SET TASK: Copy each line of the records that contains the word "this".

[Recorded data]

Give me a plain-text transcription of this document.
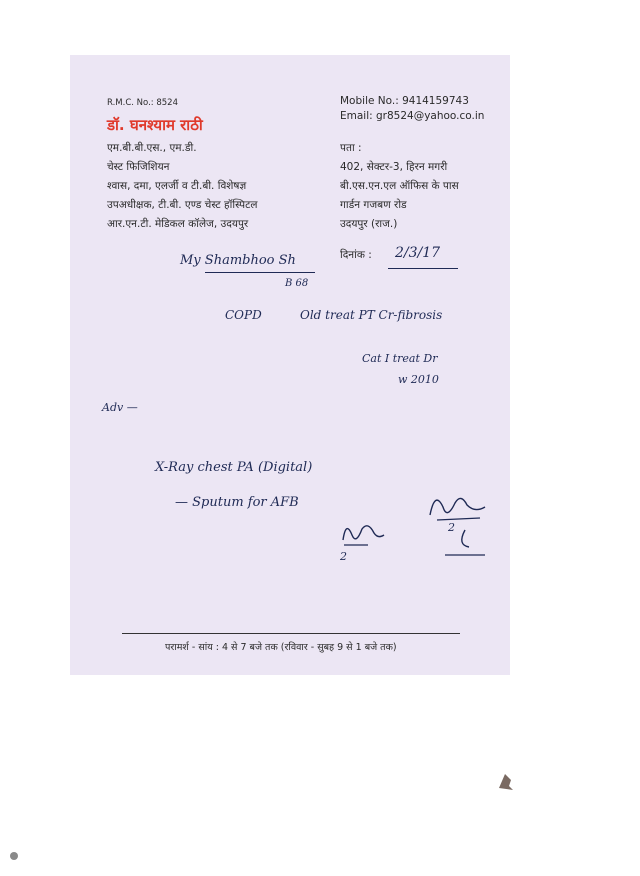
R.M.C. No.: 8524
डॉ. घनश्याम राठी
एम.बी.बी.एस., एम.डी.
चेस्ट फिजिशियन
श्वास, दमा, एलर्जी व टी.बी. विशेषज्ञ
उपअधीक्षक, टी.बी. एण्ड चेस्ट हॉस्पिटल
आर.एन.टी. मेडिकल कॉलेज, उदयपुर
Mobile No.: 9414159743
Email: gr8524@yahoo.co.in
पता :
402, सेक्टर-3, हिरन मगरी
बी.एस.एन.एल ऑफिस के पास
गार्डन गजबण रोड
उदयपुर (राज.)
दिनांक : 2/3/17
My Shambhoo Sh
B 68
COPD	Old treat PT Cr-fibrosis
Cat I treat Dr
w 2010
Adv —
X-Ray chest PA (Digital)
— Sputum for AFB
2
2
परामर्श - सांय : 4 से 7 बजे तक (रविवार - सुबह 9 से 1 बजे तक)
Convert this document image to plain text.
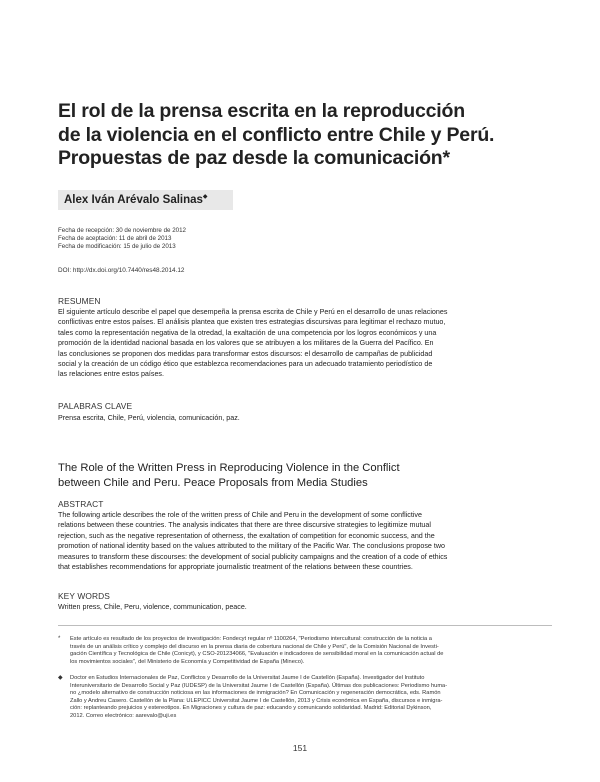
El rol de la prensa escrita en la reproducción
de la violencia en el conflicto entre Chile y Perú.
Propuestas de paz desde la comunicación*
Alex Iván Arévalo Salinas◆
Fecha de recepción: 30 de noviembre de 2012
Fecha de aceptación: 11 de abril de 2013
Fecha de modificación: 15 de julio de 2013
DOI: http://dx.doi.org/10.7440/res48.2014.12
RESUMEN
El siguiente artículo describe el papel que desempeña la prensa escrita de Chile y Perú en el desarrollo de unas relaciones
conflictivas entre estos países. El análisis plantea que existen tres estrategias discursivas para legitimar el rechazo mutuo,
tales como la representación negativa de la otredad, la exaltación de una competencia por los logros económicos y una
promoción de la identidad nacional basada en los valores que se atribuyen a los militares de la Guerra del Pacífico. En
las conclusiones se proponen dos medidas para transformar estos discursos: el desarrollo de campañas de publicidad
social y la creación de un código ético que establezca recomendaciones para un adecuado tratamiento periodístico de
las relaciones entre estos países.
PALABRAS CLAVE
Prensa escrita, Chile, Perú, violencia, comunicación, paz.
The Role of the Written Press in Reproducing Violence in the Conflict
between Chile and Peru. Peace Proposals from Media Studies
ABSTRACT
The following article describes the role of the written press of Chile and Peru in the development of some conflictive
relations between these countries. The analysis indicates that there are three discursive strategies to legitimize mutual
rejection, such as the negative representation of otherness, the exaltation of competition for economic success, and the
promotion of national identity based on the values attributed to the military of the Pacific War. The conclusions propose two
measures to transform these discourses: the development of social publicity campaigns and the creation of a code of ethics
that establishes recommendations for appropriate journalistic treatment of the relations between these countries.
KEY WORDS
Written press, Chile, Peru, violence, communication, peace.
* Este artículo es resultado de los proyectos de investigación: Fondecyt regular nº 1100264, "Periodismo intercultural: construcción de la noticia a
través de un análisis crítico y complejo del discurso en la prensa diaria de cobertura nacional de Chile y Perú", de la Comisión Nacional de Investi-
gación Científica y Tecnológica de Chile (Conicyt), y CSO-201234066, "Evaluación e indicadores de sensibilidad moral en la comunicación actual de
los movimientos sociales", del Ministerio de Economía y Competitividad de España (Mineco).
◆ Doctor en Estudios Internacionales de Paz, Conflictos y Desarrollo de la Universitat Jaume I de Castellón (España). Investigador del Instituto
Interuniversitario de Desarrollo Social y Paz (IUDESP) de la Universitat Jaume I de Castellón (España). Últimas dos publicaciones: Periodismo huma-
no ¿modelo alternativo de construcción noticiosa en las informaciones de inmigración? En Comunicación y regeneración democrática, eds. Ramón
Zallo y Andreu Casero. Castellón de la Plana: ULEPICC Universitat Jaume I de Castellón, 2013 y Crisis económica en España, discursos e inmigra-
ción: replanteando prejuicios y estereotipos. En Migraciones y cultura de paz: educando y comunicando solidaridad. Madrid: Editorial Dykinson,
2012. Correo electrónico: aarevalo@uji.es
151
---
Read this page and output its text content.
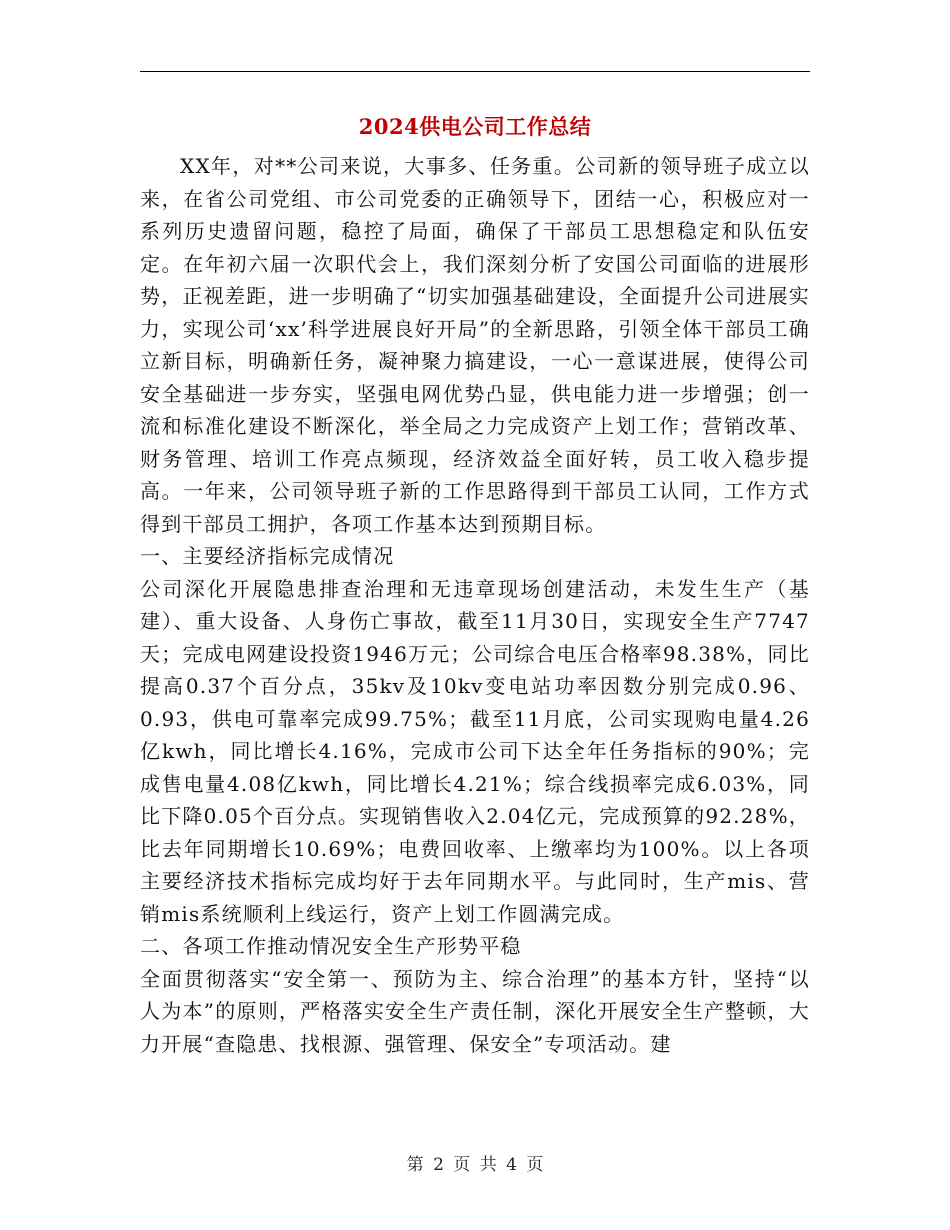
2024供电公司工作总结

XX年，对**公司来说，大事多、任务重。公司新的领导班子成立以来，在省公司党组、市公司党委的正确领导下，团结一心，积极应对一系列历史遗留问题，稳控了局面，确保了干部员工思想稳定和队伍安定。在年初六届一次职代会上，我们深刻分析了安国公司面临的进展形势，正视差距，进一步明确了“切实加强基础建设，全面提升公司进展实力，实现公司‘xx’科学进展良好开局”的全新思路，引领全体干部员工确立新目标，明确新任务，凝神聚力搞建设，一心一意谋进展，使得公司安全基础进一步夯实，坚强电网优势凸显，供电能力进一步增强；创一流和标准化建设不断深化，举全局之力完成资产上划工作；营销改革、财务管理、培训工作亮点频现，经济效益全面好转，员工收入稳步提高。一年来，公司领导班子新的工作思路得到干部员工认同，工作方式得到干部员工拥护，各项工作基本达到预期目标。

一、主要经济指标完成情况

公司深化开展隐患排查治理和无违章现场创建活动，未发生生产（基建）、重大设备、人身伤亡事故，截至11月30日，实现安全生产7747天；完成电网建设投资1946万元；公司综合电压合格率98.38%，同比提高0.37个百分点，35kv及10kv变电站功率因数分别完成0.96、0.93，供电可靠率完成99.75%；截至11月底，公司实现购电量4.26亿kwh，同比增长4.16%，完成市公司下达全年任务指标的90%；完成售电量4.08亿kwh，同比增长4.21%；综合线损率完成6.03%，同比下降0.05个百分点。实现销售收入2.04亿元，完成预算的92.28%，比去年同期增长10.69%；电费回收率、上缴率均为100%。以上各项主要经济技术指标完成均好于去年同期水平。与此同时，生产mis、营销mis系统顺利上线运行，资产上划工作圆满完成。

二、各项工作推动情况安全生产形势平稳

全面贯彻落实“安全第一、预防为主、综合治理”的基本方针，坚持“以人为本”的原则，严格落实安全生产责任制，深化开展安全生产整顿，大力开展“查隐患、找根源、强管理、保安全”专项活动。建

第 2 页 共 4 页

OUTPUT:
Give me a plain-text transcription of this document.
Convert this document image to plain text.
Read this page and output its text content.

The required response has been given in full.